Goal
Search the data for the string "name" and extract every line where it appears.

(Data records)
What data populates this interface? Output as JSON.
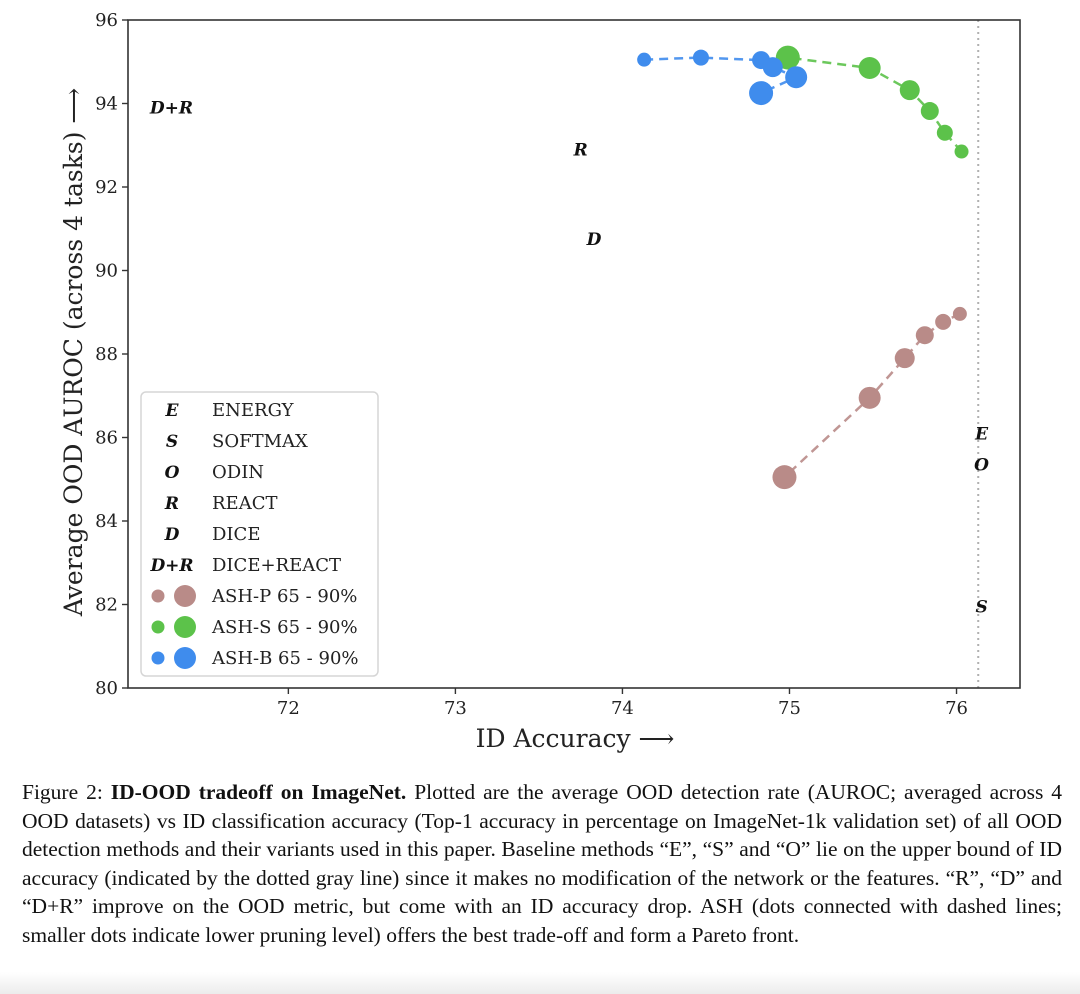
{
  "chart_data": {
    "type": "scatter",
    "title": "",
    "xlabel": "ID Accuracy ⟶",
    "ylabel": "Average OOD AUROC (across 4 tasks) ⟶",
    "xlim": [
      71.04,
      76.38
    ],
    "ylim": [
      80,
      96
    ],
    "xticks": [
      72,
      73,
      74,
      75,
      76
    ],
    "yticks": [
      80,
      82,
      84,
      86,
      88,
      90,
      92,
      94,
      96
    ],
    "grid": false,
    "legend_position": "lower-left",
    "upper_bound_line": {
      "x": 76.13,
      "style": "dotted",
      "color": "#b0b0b0"
    },
    "series": [
      {
        "name": "ASH-P 65 - 90%",
        "color": "#b98b88",
        "connected": "dashed",
        "points": [
          {
            "x": 76.02,
            "y": 88.96,
            "pruning": 65
          },
          {
            "x": 75.92,
            "y": 88.77,
            "pruning": 70
          },
          {
            "x": 75.81,
            "y": 88.45,
            "pruning": 75
          },
          {
            "x": 75.69,
            "y": 87.9,
            "pruning": 80
          },
          {
            "x": 75.48,
            "y": 86.95,
            "pruning": 85
          },
          {
            "x": 74.97,
            "y": 85.05,
            "pruning": 90
          }
        ]
      },
      {
        "name": "ASH-S 65 - 90%",
        "color": "#5cc24a",
        "connected": "dashed",
        "points": [
          {
            "x": 76.03,
            "y": 92.85,
            "pruning": 65
          },
          {
            "x": 75.93,
            "y": 93.3,
            "pruning": 70
          },
          {
            "x": 75.84,
            "y": 93.82,
            "pruning": 75
          },
          {
            "x": 75.72,
            "y": 94.32,
            "pruning": 80
          },
          {
            "x": 75.48,
            "y": 94.85,
            "pruning": 85
          },
          {
            "x": 74.99,
            "y": 95.1,
            "pruning": 90
          }
        ]
      },
      {
        "name": "ASH-B 65 - 90%",
        "color": "#3f8ced",
        "connected": "dashed",
        "points": [
          {
            "x": 74.13,
            "y": 95.05,
            "pruning": 65
          },
          {
            "x": 74.47,
            "y": 95.1,
            "pruning": 70
          },
          {
            "x": 74.83,
            "y": 95.04,
            "pruning": 75
          },
          {
            "x": 74.9,
            "y": 94.87,
            "pruning": 80
          },
          {
            "x": 75.04,
            "y": 94.63,
            "pruning": 85
          },
          {
            "x": 74.83,
            "y": 94.25,
            "pruning": 90
          }
        ]
      }
    ],
    "method_markers": [
      {
        "symbol": "E",
        "name": "ENERGY",
        "x": 76.15,
        "y": 86.1
      },
      {
        "symbol": "S",
        "name": "SOFTMAX",
        "x": 76.15,
        "y": 81.95
      },
      {
        "symbol": "O",
        "name": "ODIN",
        "x": 76.15,
        "y": 85.35
      },
      {
        "symbol": "R",
        "name": "REACT",
        "x": 73.75,
        "y": 92.9
      },
      {
        "symbol": "D",
        "name": "DICE",
        "x": 73.83,
        "y": 90.75
      },
      {
        "symbol": "D+R",
        "name": "DICE+REACT",
        "x": 71.3,
        "y": 93.9
      }
    ],
    "legend": [
      {
        "symbol": "E",
        "label": "ENERGY"
      },
      {
        "symbol": "S",
        "label": "SOFTMAX"
      },
      {
        "symbol": "O",
        "label": "ODIN"
      },
      {
        "symbol": "R",
        "label": "REACT"
      },
      {
        "symbol": "D",
        "label": "DICE"
      },
      {
        "symbol": "D+R",
        "label": "DICE+REACT"
      },
      {
        "dots": "#b98b88",
        "label": "ASH-P 65 - 90%"
      },
      {
        "dots": "#5cc24a",
        "label": "ASH-S 65 - 90%"
      },
      {
        "dots": "#3f8ced",
        "label": "ASH-B 65 - 90%"
      }
    ]
  },
  "caption": {
    "prefix": "Figure 2: ",
    "bold": "ID-OOD tradeoff on ImageNet.",
    "body": " Plotted are the average OOD detection rate (AUROC; averaged across 4 OOD datasets) vs ID classification accuracy (Top-1 accuracy in percentage on ImageNet-1k validation set) of all OOD detection methods and their variants used in this paper. Baseline methods “E”, “S” and “O” lie on the upper bound of ID accuracy (indicated by the dotted gray line) since it makes no modification of the network or the features. “R”, “D” and “D+R” improve on the OOD metric, but come with an ID accuracy drop. ASH (dots connected with dashed lines; smaller dots indicate lower pruning level) offers the best trade-off and form a Pareto front."
  }
}
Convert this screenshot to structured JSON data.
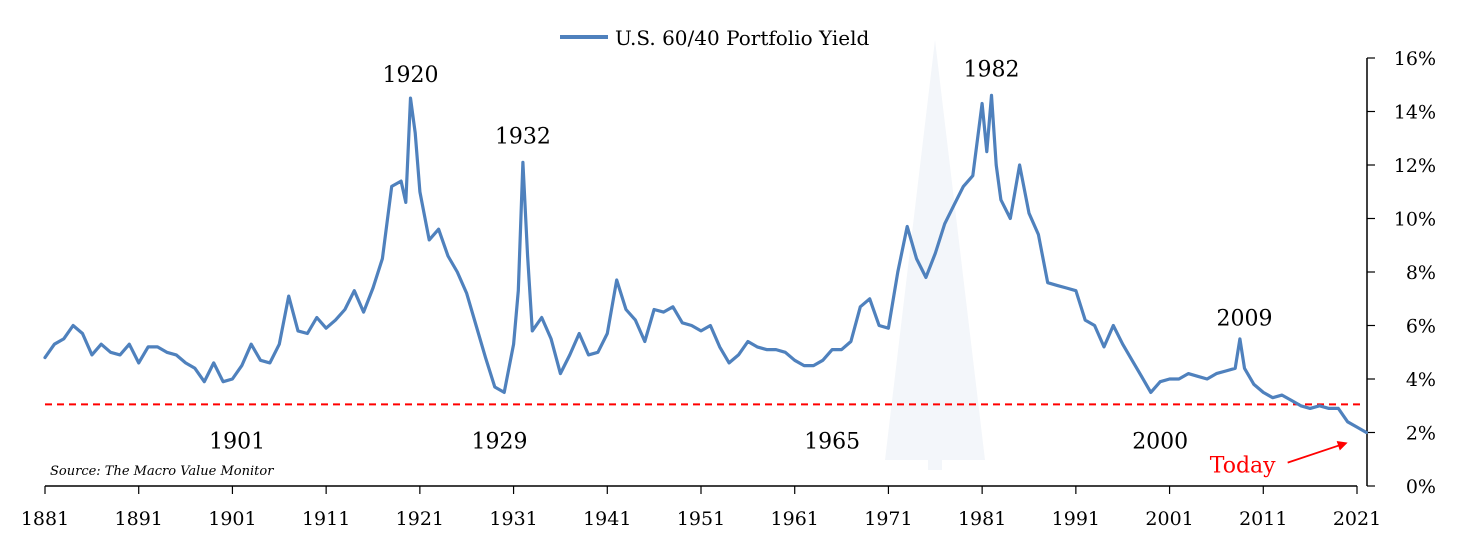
{
  "chart_data": {
    "type": "line",
    "title": "",
    "xlabel": "",
    "ylabel": "",
    "xlim": [
      1881,
      2023
    ],
    "ylim": [
      0,
      16
    ],
    "x_ticks": [
      "1881",
      "1891",
      "1901",
      "1911",
      "1921",
      "1931",
      "1941",
      "1951",
      "1961",
      "1971",
      "1981",
      "1991",
      "2001",
      "2011",
      "2021"
    ],
    "y_ticks": [
      "0%",
      "2%",
      "4%",
      "6%",
      "8%",
      "10%",
      "12%",
      "14%",
      "16%"
    ],
    "y_axis_side": "right",
    "grid": false,
    "legend": {
      "placement": "top-center",
      "entries": [
        "U.S. 60/40 Portfolio Yield"
      ]
    },
    "series": [
      {
        "name": "U.S. 60/40 Portfolio Yield",
        "color": "#4f81bd",
        "x": [
          1881,
          1882,
          1883,
          1884,
          1885,
          1886,
          1887,
          1888,
          1889,
          1890,
          1891,
          1892,
          1893,
          1894,
          1895,
          1896,
          1897,
          1898,
          1899,
          1900,
          1901,
          1902,
          1903,
          1904,
          1905,
          1906,
          1907,
          1908,
          1909,
          1910,
          1911,
          1912,
          1913,
          1914,
          1915,
          1916,
          1917,
          1918,
          1919,
          1919.5,
          1920,
          1920.5,
          1921,
          1922,
          1923,
          1924,
          1925,
          1926,
          1927,
          1928,
          1929,
          1930,
          1931,
          1931.5,
          1932,
          1932.5,
          1933,
          1934,
          1935,
          1936,
          1937,
          1938,
          1939,
          1940,
          1941,
          1942,
          1943,
          1944,
          1945,
          1946,
          1947,
          1948,
          1949,
          1950,
          1951,
          1952,
          1953,
          1954,
          1955,
          1956,
          1957,
          1958,
          1959,
          1960,
          1961,
          1962,
          1963,
          1964,
          1965,
          1966,
          1967,
          1968,
          1969,
          1970,
          1971,
          1972,
          1973,
          1974,
          1975,
          1976,
          1977,
          1978,
          1979,
          1980,
          1981,
          1981.5,
          1982,
          1982.5,
          1983,
          1984,
          1985,
          1986,
          1987,
          1988,
          1989,
          1990,
          1991,
          1992,
          1993,
          1994,
          1995,
          1996,
          1997,
          1998,
          1999,
          2000,
          2001,
          2002,
          2003,
          2004,
          2005,
          2006,
          2007,
          2008,
          2008.5,
          2009,
          2010,
          2011,
          2012,
          2013,
          2014,
          2015,
          2016,
          2017,
          2018,
          2019,
          2020,
          2021,
          2022
        ],
        "values": [
          4.8,
          5.3,
          5.5,
          6.0,
          5.7,
          4.9,
          5.3,
          5.0,
          4.9,
          5.3,
          4.6,
          5.2,
          5.2,
          5.0,
          4.9,
          4.6,
          4.4,
          3.9,
          4.6,
          3.9,
          4.0,
          4.5,
          5.3,
          4.7,
          4.6,
          5.3,
          7.1,
          5.8,
          5.7,
          6.3,
          5.9,
          6.2,
          6.6,
          7.3,
          6.5,
          7.4,
          8.5,
          11.2,
          11.4,
          10.6,
          14.5,
          13.2,
          11.0,
          9.2,
          9.6,
          8.6,
          8.0,
          7.2,
          6.0,
          4.8,
          3.7,
          3.5,
          5.3,
          7.3,
          12.1,
          8.6,
          5.8,
          6.3,
          5.5,
          4.2,
          4.9,
          5.7,
          4.9,
          5.0,
          5.7,
          7.7,
          6.6,
          6.2,
          5.4,
          6.6,
          6.5,
          6.7,
          6.1,
          6.0,
          5.8,
          6.0,
          5.2,
          4.6,
          4.9,
          5.4,
          5.2,
          5.1,
          5.1,
          5.0,
          4.7,
          4.5,
          4.5,
          4.7,
          5.1,
          5.1,
          5.4,
          6.7,
          7.0,
          6.0,
          5.9,
          8.0,
          9.7,
          8.5,
          7.8,
          8.7,
          9.8,
          10.5,
          11.2,
          11.6,
          14.3,
          12.5,
          14.6,
          12.0,
          10.7,
          10.0,
          12.0,
          10.2,
          9.4,
          7.6,
          7.5,
          7.4,
          7.3,
          6.2,
          6.0,
          5.2,
          6.0,
          5.3,
          4.7,
          4.1,
          3.5,
          3.9,
          4.0,
          4.0,
          4.2,
          4.1,
          4.0,
          4.2,
          4.3,
          4.4,
          5.5,
          4.4,
          3.8,
          3.5,
          3.3,
          3.4,
          3.2,
          3.0,
          2.9,
          3.0,
          2.9,
          2.9,
          2.4,
          2.2,
          2.0
        ]
      }
    ],
    "reference_line": {
      "value": 3.05,
      "color": "#ff0000",
      "style": "dashed"
    },
    "annotations": [
      {
        "text": "1920",
        "x": 1920,
        "y": 15.1
      },
      {
        "text": "1932",
        "x": 1932,
        "y": 12.8
      },
      {
        "text": "1982",
        "x": 1982,
        "y": 15.3
      },
      {
        "text": "2009",
        "x": 2009,
        "y": 6.0
      },
      {
        "text": "1901",
        "x": 1901.5,
        "y": 1.4
      },
      {
        "text": "1929",
        "x": 1929.5,
        "y": 1.4
      },
      {
        "text": "1965",
        "x": 1965,
        "y": 1.4
      },
      {
        "text": "2000",
        "x": 2000,
        "y": 1.4
      }
    ],
    "callout": {
      "text": "Today",
      "color": "#ff0000",
      "label_x": 2008.8,
      "label_y": 0.5,
      "arrow_to_x": 2019.8,
      "arrow_to_y": 1.6
    },
    "source_note": "Source: The Macro Value Monitor"
  }
}
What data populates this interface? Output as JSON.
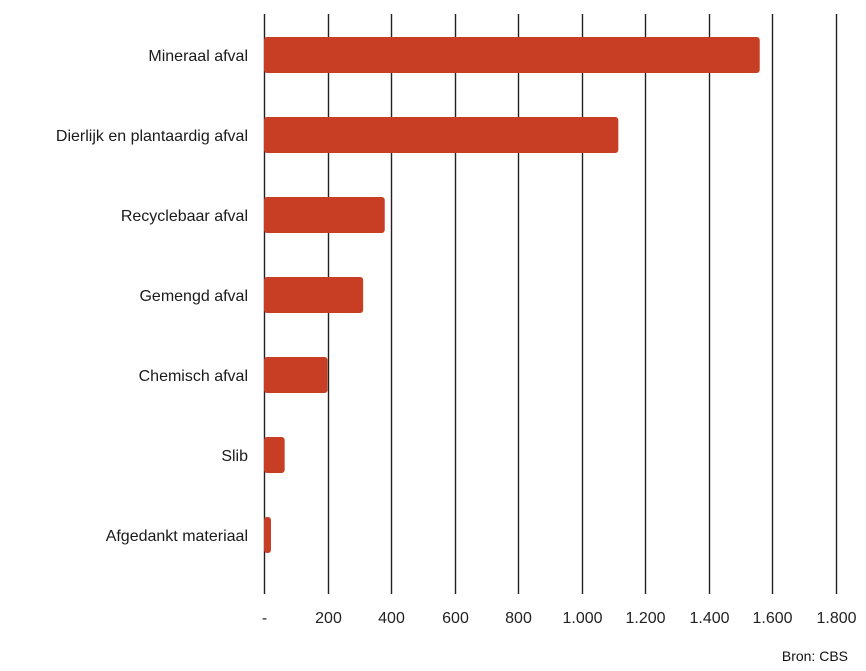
{
  "chart_data": {
    "type": "bar",
    "orientation": "horizontal",
    "categories": [
      "Mineraal afval",
      "Dierlijk en plantaardig afval",
      "Recyclebaar afval",
      "Gemengd afval",
      "Chemisch afval",
      "Slib",
      "Afgedankt materiaal"
    ],
    "values": [
      1560,
      1115,
      380,
      312,
      200,
      65,
      22
    ],
    "xlim": [
      0,
      1800
    ],
    "tick_values": [
      0,
      200,
      400,
      600,
      800,
      1000,
      1200,
      1400,
      1600,
      1800
    ],
    "tick_labels": [
      "-",
      "200",
      "400",
      "600",
      "800",
      "1.000",
      "1.200",
      "1.400",
      "1.600",
      "1.800"
    ],
    "title": "",
    "xlabel": "",
    "ylabel": "",
    "grid": "vertical",
    "legend": "none",
    "bar_color": "#c83e25",
    "grid_color": "#222222",
    "source": "Bron: CBS"
  }
}
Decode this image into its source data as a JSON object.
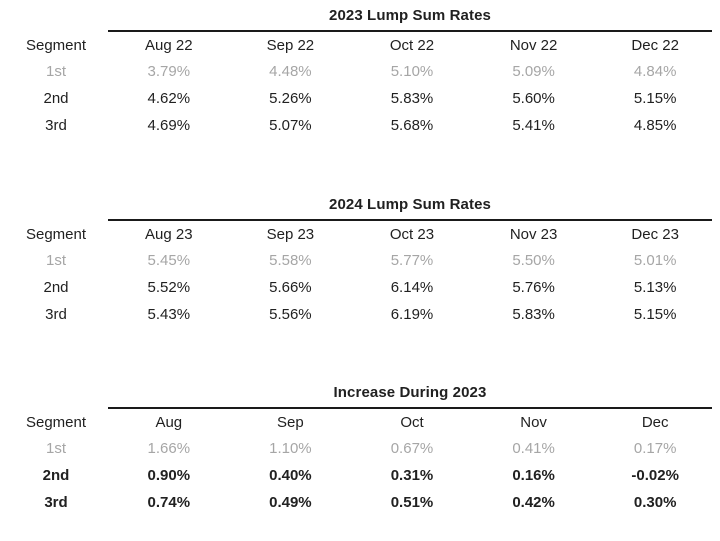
{
  "page": {
    "background_color": "#ffffff",
    "text_color": "#212121",
    "muted_text_color": "#a6a6a6",
    "rule_color": "#1a1a1a"
  },
  "chart_data": {
    "type": "table",
    "tables_note": "three static rate tables, no interactive elements"
  },
  "tables": [
    {
      "title": "2023 Lump Sum Rates",
      "segment_header": "Segment",
      "columns": [
        "Aug 22",
        "Sep 22",
        "Oct 22",
        "Nov 22",
        "Dec 22"
      ],
      "rows": [
        {
          "segment": "1st",
          "muted": true,
          "bold": false,
          "values": [
            "3.79%",
            "4.48%",
            "5.10%",
            "5.09%",
            "4.84%"
          ]
        },
        {
          "segment": "2nd",
          "muted": false,
          "bold": false,
          "values": [
            "4.62%",
            "5.26%",
            "5.83%",
            "5.60%",
            "5.15%"
          ]
        },
        {
          "segment": "3rd",
          "muted": false,
          "bold": false,
          "values": [
            "4.69%",
            "5.07%",
            "5.68%",
            "5.41%",
            "4.85%"
          ]
        }
      ]
    },
    {
      "title": "2024 Lump Sum Rates",
      "segment_header": "Segment",
      "columns": [
        "Aug 23",
        "Sep 23",
        "Oct 23",
        "Nov 23",
        "Dec 23"
      ],
      "rows": [
        {
          "segment": "1st",
          "muted": true,
          "bold": false,
          "values": [
            "5.45%",
            "5.58%",
            "5.77%",
            "5.50%",
            "5.01%"
          ]
        },
        {
          "segment": "2nd",
          "muted": false,
          "bold": false,
          "values": [
            "5.52%",
            "5.66%",
            "6.14%",
            "5.76%",
            "5.13%"
          ]
        },
        {
          "segment": "3rd",
          "muted": false,
          "bold": false,
          "values": [
            "5.43%",
            "5.56%",
            "6.19%",
            "5.83%",
            "5.15%"
          ]
        }
      ]
    },
    {
      "title": "Increase During 2023",
      "segment_header": "Segment",
      "columns": [
        "Aug",
        "Sep",
        "Oct",
        "Nov",
        "Dec"
      ],
      "rows": [
        {
          "segment": "1st",
          "muted": true,
          "bold": false,
          "values": [
            "1.66%",
            "1.10%",
            "0.67%",
            "0.41%",
            "0.17%"
          ]
        },
        {
          "segment": "2nd",
          "muted": false,
          "bold": true,
          "values": [
            "0.90%",
            "0.40%",
            "0.31%",
            "0.16%",
            "-0.02%"
          ]
        },
        {
          "segment": "3rd",
          "muted": false,
          "bold": true,
          "values": [
            "0.74%",
            "0.49%",
            "0.51%",
            "0.42%",
            "0.30%"
          ]
        }
      ]
    }
  ]
}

Task response
        "name": "ASH-P 65 - 90%",
        "name": "ASH-S 65 - 90%",
        "name": "ASH-B 65 - 90%",
        "name": "ENERGY",
        "name": "SOFTMAX",
        "name": "ODIN",
        "name": "REACT",
        "name": "DICE",
        "name": "DICE+REACT",
        "name": "U.S. 60/40 Portfolio Yield",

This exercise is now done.